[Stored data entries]
====

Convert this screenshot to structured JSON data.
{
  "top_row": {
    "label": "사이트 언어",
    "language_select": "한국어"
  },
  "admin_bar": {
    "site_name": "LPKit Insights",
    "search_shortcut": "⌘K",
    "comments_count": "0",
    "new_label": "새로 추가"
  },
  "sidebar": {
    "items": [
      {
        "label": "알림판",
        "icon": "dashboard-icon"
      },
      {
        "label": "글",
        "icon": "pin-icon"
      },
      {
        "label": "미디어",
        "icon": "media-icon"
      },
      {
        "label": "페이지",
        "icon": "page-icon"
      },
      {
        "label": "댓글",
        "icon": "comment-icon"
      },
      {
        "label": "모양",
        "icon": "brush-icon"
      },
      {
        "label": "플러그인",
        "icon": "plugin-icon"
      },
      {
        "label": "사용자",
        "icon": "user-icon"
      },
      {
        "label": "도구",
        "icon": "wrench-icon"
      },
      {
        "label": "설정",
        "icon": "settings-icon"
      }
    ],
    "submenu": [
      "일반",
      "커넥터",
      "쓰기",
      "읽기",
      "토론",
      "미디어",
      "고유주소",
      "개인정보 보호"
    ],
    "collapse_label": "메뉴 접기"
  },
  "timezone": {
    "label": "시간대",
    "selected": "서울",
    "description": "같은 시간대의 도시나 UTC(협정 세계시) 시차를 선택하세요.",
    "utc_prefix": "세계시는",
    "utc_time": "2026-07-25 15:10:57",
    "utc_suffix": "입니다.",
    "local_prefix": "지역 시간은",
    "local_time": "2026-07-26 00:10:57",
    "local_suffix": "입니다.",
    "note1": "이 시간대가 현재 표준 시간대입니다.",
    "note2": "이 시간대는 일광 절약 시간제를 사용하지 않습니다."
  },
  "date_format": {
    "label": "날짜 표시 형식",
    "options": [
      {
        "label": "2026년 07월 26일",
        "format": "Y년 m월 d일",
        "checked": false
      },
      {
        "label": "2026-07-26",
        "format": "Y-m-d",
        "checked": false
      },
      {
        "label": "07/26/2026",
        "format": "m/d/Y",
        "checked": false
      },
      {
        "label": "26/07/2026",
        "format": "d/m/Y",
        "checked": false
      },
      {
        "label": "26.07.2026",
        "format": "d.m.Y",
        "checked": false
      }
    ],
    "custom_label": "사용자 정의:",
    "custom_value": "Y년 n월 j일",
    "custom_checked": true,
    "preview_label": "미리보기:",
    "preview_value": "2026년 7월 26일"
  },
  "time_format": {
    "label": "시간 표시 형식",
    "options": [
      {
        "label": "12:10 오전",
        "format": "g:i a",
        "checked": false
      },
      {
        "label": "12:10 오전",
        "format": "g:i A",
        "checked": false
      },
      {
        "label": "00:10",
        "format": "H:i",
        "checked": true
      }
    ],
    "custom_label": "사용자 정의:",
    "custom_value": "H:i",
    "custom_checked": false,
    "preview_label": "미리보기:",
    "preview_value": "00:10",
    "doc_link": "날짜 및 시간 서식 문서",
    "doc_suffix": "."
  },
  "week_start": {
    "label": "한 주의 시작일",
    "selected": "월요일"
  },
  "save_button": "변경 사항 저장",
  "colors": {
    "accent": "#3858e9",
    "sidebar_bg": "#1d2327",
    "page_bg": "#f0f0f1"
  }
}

====

> DIRECTIONS:
Every entry above needs to be quoted exactly.

> THE SOLUTION:
Convert this screenshot to structured JSON data.
{
  "top_row": {
    "label": "사이트 언어",
    "language_select": "한국어"
  },
  "admin_bar": {
    "site_name": "LPKit Insights",
    "search_shortcut": "⌘K",
    "comments_count": "0",
    "new_label": "새로 추가"
  },
  "sidebar": {
    "items": [
      {
        "label": "알림판",
        "icon": "dashboard-icon"
      },
      {
        "label": "글",
        "icon": "pin-icon"
      },
      {
        "label": "미디어",
        "icon": "media-icon"
      },
      {
        "label": "페이지",
        "icon": "page-icon"
      },
      {
        "label": "댓글",
        "icon": "comment-icon"
      },
      {
        "label": "모양",
        "icon": "brush-icon"
      },
      {
        "label": "플러그인",
        "icon": "plugin-icon"
      },
      {
        "label": "사용자",
        "icon": "user-icon"
      },
      {
        "label": "도구",
        "icon": "wrench-icon"
      },
      {
        "label": "설정",
        "icon": "settings-icon"
      }
    ],
    "submenu": [
      "일반",
      "커넥터",
      "쓰기",
      "읽기",
      "토론",
      "미디어",
      "고유주소",
      "개인정보 보호"
    ],
    "collapse_label": "메뉴 접기"
  },
  "timezone": {
    "label": "시간대",
    "selected": "서울",
    "description": "같은 시간대의 도시나 UTC(협정 세계시) 시차를 선택하세요.",
    "utc_prefix": "세계시는",
    "utc_time": "2026-07-25 15:10:57",
    "utc_suffix": "입니다.",
    "local_prefix": "지역 시간은",
    "local_time": "2026-07-26 00:10:57",
    "local_suffix": "입니다.",
    "note1": "이 시간대가 현재 표준 시간대입니다.",
    "note2": "이 시간대는 일광 절약 시간제를 사용하지 않습니다."
  },
  "date_format": {
    "label": "날짜 표시 형식",
    "options": [
      {
        "label": "2026년 07월 26일",
        "format": "Y년 m월 d일",
        "checked": false
      },
      {
        "label": "2026-07-26",
        "format": "Y-m-d",
        "checked": false
      },
      {
        "label": "07/26/2026",
        "format": "m/d/Y",
        "checked": false
      },
      {
        "label": "26/07/2026",
        "format": "d/m/Y",
        "checked": false
      },
      {
        "label": "26.07.2026",
        "format": "d.m.Y",
        "checked": false
      }
    ],
    "custom_label": "사용자 정의:",
    "custom_value": "Y년 n월 j일",
    "custom_checked": true,
    "preview_label": "미리보기:",
    "preview_value": "2026년 7월 26일"
  },
  "time_format": {
    "label": "시간 표시 형식",
    "options": [
      {
        "label": "12:10 오전",
        "format": "g:i a",
        "checked": false
      },
      {
        "label": "12:10 오전",
        "format": "g:i A",
        "checked": false
      },
      {
        "label": "00:10",
        "format": "H:i",
        "checked": true
      }
    ],
    "custom_label": "사용자 정의:",
    "custom_value": "H:i",
    "custom_checked": false,
    "preview_label": "미리보기:",
    "preview_value": "00:10",
    "doc_link": "날짜 및 시간 서식 문서",
    "doc_suffix": "."
  },
  "week_start": {
    "label": "한 주의 시작일",
    "selected": "월요일"
  },
  "save_button": "변경 사항 저장",
  "colors": {
    "accent": "#3858e9",
    "sidebar_bg": "#1d2327",
    "page_bg": "#f0f0f1"
  }
}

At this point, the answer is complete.